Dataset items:
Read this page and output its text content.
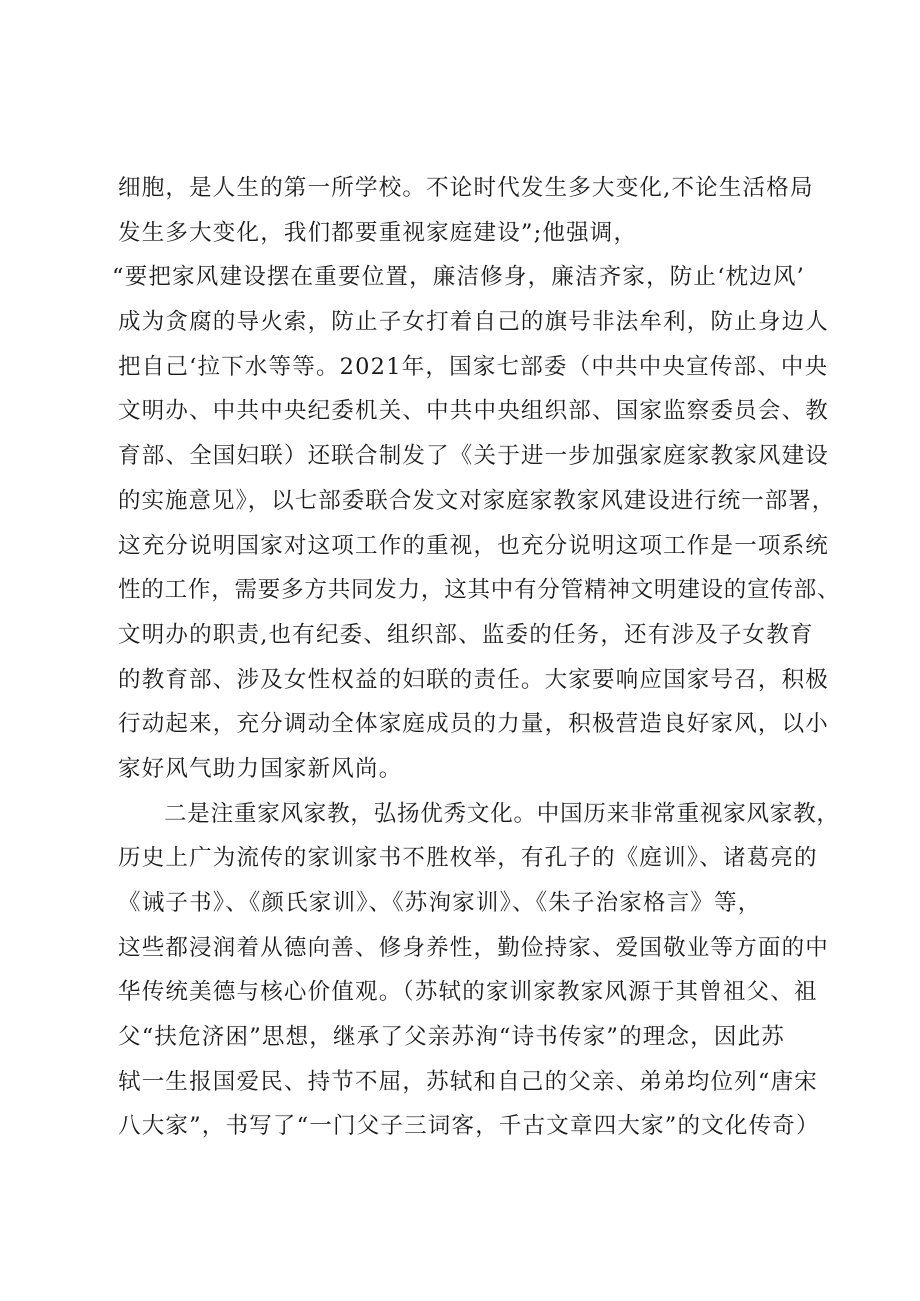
细胞，是人生的第一所学校。不论时代发生多大变化,不论生活格局
发生多大变化，我们都要重视家庭建设”;他强调，
“要把家风建设摆在重要位置，廉洁修身，廉洁齐家，防止‘枕边风’
成为贪腐的导火索，防止子女打着自己的旗号非法牟利，防止身边人
把自己‘拉下水等等。2021年，国家七部委（中共中央宣传部、中央
文明办、中共中央纪委机关、中共中央组织部、国家监察委员会、教
育部、全国妇联）还联合制发了《关于进一步加强家庭家教家风建设
的实施意见》，以七部委联合发文对家庭家教家风建设进行统一部署，
这充分说明国家对这项工作的重视，也充分说明这项工作是一项系统
性的工作，需要多方共同发力，这其中有分管精神文明建设的宣传部、
文明办的职责,也有纪委、组织部、监委的任务，还有涉及子女教育
的教育部、涉及女性权益的妇联的责任。大家要响应国家号召，积极
行动起来，充分调动全体家庭成员的力量，积极营造良好家风，以小
家好风气助力国家新风尚。
二是注重家风家教，弘扬优秀文化。中国历来非常重视家风家教，
历史上广为流传的家训家书不胜枚举，有孔子的《庭训》、诸葛亮的
《诫子书》、《颜氏家训》、《苏洵家训》、《朱子治家格言》等，
这些都浸润着从德向善、修身养性，勤俭持家、爱国敬业等方面的中
华传统美德与核心价值观。（苏轼的家训家教家风源于其曾祖父、祖
父“扶危济困”思想，继承了父亲苏洵“诗书传家”的理念，因此苏
轼一生报国爱民、持节不屈，苏轼和自己的父亲、弟弟均位列“唐宋
八大家”，书写了“一门父子三词客，千古文章四大家”的文化传奇）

Aim -
Without the pictures, transcribe the listing above exactly.

Right answer -
Read this page and output its text content.
细胞，是人生的第一所学校。不论时代发生多大变化,不论生活格局
发生多大变化，我们都要重视家庭建设”;他强调，
“要把家风建设摆在重要位置，廉洁修身，廉洁齐家，防止‘枕边风’
成为贪腐的导火索，防止子女打着自己的旗号非法牟利，防止身边人
把自己‘拉下水等等。2021年，国家七部委（中共中央宣传部、中央
文明办、中共中央纪委机关、中共中央组织部、国家监察委员会、教
育部、全国妇联）还联合制发了《关于进一步加强家庭家教家风建设
的实施意见》，以七部委联合发文对家庭家教家风建设进行统一部署，
这充分说明国家对这项工作的重视，也充分说明这项工作是一项系统
性的工作，需要多方共同发力，这其中有分管精神文明建设的宣传部、
文明办的职责,也有纪委、组织部、监委的任务，还有涉及子女教育
的教育部、涉及女性权益的妇联的责任。大家要响应国家号召，积极
行动起来，充分调动全体家庭成员的力量，积极营造良好家风，以小
家好风气助力国家新风尚。
二是注重家风家教，弘扬优秀文化。中国历来非常重视家风家教，
历史上广为流传的家训家书不胜枚举，有孔子的《庭训》、诸葛亮的
《诫子书》、《颜氏家训》、《苏洵家训》、《朱子治家格言》等，
这些都浸润着从德向善、修身养性，勤俭持家、爱国敬业等方面的中
华传统美德与核心价值观。（苏轼的家训家教家风源于其曾祖父、祖
父“扶危济困”思想，继承了父亲苏洵“诗书传家”的理念，因此苏
轼一生报国爱民、持节不屈，苏轼和自己的父亲、弟弟均位列“唐宋
八大家”，书写了“一门父子三词客，千古文章四大家”的文化传奇）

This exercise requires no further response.